Task requirements »
Extract every line from the records below that contains the word "right".

>> BEGIN

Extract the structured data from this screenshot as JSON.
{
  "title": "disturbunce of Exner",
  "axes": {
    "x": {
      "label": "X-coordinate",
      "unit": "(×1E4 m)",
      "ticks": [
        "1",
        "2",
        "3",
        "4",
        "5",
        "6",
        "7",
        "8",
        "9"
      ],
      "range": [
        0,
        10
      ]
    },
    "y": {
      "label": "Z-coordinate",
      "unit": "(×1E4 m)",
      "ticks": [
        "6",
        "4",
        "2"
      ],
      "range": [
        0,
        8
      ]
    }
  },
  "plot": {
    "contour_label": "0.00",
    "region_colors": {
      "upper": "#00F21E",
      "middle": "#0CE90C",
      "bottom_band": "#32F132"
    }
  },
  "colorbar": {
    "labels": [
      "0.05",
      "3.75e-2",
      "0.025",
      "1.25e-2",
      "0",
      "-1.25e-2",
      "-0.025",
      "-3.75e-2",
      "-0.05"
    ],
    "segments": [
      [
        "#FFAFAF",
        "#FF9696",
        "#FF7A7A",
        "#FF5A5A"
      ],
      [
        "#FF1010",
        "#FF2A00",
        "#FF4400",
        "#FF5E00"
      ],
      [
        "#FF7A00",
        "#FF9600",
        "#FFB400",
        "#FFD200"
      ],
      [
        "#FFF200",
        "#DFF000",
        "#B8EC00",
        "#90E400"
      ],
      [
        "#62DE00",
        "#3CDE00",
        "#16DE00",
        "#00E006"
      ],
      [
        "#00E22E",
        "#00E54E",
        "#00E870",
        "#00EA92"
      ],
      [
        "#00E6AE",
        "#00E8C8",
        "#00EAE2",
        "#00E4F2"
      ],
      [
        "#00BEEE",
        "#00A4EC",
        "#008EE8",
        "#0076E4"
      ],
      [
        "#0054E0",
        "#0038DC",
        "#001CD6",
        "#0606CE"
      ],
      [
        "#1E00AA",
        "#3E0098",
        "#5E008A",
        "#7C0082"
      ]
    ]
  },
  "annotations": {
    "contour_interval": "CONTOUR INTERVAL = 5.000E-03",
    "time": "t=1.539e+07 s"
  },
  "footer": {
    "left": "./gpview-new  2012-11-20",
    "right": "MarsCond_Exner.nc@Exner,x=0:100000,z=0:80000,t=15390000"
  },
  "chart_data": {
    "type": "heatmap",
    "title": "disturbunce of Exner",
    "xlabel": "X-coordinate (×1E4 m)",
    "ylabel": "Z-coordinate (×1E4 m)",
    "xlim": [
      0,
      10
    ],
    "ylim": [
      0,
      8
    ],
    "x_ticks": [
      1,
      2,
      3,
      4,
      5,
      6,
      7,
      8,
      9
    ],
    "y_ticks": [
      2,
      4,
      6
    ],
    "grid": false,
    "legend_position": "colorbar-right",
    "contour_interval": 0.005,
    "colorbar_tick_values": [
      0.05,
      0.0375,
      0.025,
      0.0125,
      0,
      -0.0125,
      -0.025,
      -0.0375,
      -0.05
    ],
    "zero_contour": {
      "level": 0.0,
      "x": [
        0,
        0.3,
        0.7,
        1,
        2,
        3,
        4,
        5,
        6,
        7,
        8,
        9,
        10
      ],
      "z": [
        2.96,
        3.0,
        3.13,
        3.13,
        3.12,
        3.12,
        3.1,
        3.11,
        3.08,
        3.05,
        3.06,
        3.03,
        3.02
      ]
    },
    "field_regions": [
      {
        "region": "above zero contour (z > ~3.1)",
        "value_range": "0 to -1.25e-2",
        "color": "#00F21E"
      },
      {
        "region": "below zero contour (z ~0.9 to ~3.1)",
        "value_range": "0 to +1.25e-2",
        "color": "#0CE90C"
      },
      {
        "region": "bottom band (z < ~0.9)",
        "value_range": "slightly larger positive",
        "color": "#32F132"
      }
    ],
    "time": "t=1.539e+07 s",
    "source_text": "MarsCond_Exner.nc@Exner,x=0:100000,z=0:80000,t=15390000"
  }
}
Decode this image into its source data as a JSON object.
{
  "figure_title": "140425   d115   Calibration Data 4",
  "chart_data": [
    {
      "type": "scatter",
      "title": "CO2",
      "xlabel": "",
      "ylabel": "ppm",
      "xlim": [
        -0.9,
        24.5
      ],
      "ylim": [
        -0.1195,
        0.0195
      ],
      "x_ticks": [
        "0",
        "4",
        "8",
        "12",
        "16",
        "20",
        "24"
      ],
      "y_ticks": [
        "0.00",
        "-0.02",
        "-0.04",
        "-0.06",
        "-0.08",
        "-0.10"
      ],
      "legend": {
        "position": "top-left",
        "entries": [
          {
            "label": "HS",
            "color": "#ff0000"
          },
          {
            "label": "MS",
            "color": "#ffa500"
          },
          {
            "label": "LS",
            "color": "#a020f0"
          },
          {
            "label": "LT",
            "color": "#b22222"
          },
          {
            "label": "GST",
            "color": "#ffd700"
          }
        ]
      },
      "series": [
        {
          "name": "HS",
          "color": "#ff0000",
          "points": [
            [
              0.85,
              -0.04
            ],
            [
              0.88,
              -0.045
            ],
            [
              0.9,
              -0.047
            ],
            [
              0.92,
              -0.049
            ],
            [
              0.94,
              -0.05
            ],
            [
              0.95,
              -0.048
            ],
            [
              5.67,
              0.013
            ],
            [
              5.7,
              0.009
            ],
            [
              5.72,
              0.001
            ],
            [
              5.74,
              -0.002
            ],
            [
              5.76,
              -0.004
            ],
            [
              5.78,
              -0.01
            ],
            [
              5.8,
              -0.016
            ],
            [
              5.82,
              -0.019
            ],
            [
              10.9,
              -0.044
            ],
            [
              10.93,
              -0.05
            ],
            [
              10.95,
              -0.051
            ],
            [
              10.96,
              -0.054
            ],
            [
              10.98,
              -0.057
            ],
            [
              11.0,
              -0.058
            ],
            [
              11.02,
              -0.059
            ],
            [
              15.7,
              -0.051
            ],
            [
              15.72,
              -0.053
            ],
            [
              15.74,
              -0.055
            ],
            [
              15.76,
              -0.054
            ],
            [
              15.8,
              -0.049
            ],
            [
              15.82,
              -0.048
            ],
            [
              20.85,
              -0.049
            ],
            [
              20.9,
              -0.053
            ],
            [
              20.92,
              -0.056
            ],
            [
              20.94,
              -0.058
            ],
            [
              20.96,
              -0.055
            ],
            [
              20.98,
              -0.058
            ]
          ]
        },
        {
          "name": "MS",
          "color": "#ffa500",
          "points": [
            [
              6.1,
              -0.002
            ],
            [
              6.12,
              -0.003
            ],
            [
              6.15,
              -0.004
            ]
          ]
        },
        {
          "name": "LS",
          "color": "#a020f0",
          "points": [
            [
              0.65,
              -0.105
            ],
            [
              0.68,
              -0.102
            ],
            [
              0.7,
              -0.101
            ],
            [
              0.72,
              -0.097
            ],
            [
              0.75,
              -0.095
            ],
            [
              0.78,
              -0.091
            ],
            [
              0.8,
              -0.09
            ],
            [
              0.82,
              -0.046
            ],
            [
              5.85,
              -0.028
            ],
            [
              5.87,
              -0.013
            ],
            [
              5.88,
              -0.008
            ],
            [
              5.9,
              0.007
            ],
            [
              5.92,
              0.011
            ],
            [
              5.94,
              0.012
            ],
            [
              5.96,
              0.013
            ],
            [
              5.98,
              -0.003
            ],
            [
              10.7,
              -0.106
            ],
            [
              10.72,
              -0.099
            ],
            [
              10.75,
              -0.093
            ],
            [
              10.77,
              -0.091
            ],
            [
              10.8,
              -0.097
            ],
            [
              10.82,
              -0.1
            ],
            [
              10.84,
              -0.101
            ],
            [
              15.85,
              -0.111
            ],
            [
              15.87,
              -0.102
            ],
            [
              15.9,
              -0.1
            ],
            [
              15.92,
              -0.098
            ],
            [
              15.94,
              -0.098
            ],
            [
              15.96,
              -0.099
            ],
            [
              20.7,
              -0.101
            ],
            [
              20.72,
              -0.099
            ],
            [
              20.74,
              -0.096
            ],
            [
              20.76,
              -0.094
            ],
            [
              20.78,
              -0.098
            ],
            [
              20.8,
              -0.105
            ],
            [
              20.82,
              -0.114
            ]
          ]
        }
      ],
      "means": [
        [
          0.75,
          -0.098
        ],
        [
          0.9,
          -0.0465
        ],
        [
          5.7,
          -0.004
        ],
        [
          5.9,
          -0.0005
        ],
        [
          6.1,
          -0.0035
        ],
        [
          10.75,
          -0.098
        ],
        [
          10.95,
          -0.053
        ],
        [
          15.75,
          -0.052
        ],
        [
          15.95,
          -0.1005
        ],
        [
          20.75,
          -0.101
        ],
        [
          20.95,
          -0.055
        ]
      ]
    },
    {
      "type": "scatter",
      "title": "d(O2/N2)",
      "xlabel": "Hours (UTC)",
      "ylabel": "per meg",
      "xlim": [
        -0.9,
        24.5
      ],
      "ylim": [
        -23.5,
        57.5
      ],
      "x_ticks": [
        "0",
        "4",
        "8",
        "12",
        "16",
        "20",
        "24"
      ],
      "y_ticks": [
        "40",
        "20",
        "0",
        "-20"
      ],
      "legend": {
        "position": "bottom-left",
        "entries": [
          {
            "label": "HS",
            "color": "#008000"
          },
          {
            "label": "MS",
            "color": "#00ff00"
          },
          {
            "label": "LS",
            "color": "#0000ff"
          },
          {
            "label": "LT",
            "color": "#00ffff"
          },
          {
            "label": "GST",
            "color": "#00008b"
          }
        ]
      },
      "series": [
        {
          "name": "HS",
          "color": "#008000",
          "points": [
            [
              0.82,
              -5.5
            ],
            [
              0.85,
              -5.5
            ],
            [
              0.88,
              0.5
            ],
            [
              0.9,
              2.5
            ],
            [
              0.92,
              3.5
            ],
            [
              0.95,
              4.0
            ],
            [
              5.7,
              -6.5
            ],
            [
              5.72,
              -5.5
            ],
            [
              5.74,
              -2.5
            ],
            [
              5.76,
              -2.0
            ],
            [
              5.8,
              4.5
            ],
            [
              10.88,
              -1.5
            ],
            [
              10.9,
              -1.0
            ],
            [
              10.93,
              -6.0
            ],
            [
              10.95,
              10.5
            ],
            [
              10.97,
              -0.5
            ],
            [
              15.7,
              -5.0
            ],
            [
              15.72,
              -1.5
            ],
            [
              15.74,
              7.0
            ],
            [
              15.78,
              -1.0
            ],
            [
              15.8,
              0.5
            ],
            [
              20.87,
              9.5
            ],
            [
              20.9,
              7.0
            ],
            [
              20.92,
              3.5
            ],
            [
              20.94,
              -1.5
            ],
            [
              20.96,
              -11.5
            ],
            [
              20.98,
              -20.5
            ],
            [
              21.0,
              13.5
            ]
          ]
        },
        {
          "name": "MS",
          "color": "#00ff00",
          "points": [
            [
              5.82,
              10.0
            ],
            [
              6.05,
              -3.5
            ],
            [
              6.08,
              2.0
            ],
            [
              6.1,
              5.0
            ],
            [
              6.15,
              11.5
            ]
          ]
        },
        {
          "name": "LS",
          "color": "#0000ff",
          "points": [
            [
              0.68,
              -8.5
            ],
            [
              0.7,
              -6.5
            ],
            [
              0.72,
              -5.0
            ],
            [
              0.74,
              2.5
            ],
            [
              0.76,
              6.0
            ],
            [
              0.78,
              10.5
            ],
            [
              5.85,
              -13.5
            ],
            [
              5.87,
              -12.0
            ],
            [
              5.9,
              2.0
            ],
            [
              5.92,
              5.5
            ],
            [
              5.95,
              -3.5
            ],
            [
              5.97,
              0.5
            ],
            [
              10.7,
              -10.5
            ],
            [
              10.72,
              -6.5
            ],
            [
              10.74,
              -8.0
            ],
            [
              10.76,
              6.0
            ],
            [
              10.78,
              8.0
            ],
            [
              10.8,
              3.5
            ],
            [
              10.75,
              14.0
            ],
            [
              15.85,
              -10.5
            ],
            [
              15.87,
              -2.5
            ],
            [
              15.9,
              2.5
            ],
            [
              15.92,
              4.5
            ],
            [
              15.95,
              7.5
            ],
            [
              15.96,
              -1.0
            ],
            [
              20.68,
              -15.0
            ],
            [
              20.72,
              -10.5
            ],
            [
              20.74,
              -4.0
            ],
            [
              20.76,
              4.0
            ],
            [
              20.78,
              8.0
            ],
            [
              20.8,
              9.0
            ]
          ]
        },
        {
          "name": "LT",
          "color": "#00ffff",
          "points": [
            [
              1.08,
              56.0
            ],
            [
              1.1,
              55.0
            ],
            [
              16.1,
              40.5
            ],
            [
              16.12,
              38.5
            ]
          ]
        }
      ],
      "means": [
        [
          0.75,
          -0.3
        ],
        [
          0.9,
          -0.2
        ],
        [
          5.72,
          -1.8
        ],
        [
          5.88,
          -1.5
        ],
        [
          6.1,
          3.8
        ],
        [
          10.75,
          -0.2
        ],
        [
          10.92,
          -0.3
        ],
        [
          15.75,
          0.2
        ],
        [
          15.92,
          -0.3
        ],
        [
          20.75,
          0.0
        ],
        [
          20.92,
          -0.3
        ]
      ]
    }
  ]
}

>> END

Response to this exercise »
    "right": "MarsCond_Exner.nc@Exner,x=0:100000,z=0:80000,t=15390000"
    "legend_position": "colorbar-right",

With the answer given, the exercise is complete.